_Exercise description_. Reproduce every entry exactly, without alteration.
================
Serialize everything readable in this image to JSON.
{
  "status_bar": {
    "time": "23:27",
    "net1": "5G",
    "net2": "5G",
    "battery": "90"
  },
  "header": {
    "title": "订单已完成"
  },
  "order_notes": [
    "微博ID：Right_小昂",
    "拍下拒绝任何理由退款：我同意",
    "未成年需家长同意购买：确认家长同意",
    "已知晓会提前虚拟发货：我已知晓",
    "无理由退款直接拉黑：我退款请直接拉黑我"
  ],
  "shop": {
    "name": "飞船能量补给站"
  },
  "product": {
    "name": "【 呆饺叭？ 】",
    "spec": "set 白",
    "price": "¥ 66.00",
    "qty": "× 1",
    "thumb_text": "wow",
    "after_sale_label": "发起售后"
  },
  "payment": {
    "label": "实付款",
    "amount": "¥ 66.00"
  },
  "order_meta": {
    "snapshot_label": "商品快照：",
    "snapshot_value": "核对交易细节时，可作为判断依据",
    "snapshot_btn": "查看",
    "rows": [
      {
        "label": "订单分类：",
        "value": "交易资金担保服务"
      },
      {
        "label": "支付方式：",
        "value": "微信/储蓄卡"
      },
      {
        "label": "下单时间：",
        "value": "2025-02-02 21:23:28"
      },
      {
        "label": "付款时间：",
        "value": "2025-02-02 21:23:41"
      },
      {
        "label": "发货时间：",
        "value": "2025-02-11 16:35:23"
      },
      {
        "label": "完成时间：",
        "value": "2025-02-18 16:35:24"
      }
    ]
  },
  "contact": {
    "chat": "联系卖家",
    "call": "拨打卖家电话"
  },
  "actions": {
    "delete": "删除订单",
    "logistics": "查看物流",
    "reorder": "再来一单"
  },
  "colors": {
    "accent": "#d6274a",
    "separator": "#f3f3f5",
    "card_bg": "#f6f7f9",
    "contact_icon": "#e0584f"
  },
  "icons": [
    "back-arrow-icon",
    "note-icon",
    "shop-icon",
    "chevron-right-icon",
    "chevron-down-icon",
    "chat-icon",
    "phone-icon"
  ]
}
================
_Final result_.
Serialize everything readable in this image to JSON.
{
  "status_bar": {
    "time": "23:27",
    "net1": "5G",
    "net2": "5G",
    "battery": "90"
  },
  "header": {
    "title": "订单已完成"
  },
  "order_notes": [
    "微博ID：Right_小昂",
    "拍下拒绝任何理由退款：我同意",
    "未成年需家长同意购买：确认家长同意",
    "已知晓会提前虚拟发货：我已知晓",
    "无理由退款直接拉黑：我退款请直接拉黑我"
  ],
  "shop": {
    "name": "飞船能量补给站"
  },
  "product": {
    "name": "【 呆饺叭？ 】",
    "spec": "set 白",
    "price": "¥ 66.00",
    "qty": "× 1",
    "thumb_text": "wow",
    "after_sale_label": "发起售后"
  },
  "payment": {
    "label": "实付款",
    "amount": "¥ 66.00"
  },
  "order_meta": {
    "snapshot_label": "商品快照：",
    "snapshot_value": "核对交易细节时，可作为判断依据",
    "snapshot_btn": "查看",
    "rows": [
      {
        "label": "订单分类：",
        "value": "交易资金担保服务"
      },
      {
        "label": "支付方式：",
        "value": "微信/储蓄卡"
      },
      {
        "label": "下单时间：",
        "value": "2025-02-02 21:23:28"
      },
      {
        "label": "付款时间：",
        "value": "2025-02-02 21:23:41"
      },
      {
        "label": "发货时间：",
        "value": "2025-02-11 16:35:23"
      },
      {
        "label": "完成时间：",
        "value": "2025-02-18 16:35:24"
      }
    ]
  },
  "contact": {
    "chat": "联系卖家",
    "call": "拨打卖家电话"
  },
  "actions": {
    "delete": "删除订单",
    "logistics": "查看物流",
    "reorder": "再来一单"
  },
  "colors": {
    "accent": "#d6274a",
    "separator": "#f3f3f5",
    "card_bg": "#f6f7f9",
    "contact_icon": "#e0584f"
  },
  "icons": [
    "back-arrow-icon",
    "note-icon",
    "shop-icon",
    "chevron-right-icon",
    "chevron-down-icon",
    "chat-icon",
    "phone-icon"
  ]
}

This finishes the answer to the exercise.